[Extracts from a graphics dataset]
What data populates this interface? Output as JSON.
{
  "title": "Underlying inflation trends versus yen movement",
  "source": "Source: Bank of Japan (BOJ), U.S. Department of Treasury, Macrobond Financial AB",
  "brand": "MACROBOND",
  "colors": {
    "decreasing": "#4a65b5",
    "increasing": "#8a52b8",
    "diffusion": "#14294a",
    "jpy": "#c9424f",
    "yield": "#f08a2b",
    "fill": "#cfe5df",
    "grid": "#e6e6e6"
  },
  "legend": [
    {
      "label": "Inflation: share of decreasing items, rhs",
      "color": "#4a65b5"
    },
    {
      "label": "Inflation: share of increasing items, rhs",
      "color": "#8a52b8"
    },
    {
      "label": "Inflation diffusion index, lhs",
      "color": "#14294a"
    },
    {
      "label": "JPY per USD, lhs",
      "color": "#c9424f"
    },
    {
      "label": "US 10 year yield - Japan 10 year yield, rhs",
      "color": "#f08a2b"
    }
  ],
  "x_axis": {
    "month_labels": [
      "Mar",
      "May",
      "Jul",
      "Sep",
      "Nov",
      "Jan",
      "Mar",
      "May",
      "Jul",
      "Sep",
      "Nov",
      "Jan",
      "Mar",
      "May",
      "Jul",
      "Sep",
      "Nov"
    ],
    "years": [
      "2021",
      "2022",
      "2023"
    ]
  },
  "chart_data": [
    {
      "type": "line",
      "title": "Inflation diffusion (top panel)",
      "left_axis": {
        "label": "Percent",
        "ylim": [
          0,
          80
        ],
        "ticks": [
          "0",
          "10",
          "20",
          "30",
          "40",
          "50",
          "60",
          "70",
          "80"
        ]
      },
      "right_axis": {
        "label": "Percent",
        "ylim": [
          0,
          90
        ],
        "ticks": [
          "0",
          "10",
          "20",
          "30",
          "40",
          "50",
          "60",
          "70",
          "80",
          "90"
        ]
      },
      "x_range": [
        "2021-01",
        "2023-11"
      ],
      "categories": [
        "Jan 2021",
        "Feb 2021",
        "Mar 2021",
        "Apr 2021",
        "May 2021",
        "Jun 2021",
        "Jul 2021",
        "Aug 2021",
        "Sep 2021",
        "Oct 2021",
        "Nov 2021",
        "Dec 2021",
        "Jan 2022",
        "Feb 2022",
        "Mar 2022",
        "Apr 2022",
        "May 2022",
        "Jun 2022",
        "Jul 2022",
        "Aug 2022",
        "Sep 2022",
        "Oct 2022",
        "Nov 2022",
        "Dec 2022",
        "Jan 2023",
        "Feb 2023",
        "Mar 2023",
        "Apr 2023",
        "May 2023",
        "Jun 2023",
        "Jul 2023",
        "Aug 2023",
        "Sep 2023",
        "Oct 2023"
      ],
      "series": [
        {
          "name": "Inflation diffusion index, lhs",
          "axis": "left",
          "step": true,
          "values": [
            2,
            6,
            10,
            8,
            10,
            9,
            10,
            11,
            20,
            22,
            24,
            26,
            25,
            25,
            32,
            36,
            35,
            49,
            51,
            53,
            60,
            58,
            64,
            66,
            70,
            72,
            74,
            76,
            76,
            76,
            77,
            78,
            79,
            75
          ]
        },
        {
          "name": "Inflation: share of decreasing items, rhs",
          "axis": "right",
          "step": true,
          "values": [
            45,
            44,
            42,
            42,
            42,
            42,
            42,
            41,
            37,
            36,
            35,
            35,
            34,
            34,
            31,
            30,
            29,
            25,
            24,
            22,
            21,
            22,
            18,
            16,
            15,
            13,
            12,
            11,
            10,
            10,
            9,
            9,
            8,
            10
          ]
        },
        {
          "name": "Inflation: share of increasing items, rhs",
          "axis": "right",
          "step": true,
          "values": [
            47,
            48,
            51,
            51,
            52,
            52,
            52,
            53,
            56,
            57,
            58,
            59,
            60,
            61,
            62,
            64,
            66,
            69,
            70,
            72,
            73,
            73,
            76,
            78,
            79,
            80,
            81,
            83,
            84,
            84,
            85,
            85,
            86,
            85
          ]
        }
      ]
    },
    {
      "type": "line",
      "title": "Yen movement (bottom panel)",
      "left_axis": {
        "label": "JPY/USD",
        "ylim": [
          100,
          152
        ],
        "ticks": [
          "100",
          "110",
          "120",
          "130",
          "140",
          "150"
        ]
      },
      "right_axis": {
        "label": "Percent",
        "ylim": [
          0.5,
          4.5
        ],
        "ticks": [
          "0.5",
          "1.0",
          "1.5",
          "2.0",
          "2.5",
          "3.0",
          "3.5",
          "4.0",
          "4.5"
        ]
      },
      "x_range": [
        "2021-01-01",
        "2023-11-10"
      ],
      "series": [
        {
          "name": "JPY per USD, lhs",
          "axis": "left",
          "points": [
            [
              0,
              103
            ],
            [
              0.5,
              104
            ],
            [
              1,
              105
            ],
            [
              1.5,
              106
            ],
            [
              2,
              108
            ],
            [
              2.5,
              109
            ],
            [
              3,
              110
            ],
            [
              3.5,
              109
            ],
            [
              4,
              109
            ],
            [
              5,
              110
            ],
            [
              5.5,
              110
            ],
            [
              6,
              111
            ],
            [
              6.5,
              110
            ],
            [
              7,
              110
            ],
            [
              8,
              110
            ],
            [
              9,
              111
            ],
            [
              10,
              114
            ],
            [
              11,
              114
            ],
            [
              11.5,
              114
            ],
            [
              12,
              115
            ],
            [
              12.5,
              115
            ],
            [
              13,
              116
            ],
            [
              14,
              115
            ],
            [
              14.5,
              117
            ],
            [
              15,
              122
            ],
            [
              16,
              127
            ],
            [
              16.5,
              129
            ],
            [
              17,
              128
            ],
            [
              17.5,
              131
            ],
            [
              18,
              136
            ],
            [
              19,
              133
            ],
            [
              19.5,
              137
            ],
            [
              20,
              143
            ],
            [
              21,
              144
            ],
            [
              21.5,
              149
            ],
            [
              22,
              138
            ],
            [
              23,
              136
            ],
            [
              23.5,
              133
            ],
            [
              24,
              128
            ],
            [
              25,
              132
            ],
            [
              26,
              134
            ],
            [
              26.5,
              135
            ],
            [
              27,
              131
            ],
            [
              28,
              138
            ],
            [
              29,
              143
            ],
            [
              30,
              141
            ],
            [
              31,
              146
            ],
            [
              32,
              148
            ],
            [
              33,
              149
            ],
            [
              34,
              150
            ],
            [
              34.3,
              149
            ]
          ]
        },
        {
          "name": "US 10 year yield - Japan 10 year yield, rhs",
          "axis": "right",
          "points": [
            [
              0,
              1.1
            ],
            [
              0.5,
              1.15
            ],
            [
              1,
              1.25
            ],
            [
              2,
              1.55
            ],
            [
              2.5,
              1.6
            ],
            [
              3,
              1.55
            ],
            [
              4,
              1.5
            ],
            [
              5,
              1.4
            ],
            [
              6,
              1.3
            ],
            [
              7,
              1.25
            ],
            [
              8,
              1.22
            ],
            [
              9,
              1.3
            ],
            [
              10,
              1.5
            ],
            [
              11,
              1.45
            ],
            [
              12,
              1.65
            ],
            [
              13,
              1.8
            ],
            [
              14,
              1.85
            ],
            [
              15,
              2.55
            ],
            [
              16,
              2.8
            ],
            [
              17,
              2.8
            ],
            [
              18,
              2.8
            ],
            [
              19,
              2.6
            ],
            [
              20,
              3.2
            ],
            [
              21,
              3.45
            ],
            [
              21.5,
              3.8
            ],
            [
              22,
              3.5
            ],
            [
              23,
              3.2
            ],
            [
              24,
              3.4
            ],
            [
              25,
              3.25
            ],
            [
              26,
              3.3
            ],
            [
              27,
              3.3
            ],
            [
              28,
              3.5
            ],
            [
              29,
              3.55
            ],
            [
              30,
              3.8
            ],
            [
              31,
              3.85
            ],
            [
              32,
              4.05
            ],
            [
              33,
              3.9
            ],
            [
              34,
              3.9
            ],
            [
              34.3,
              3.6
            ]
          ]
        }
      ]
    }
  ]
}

TASK DESCRIPTION →
List every line in the records above that contains the word "share".

ANSWER IN FULL →
      "label": "Inflation: share of decreasing items, rhs",
      "label": "Inflation: share of increasing items, rhs",
          "name": "Inflation: share of decreasing items, rhs",
          "name": "Inflation: share of increasing items, rhs",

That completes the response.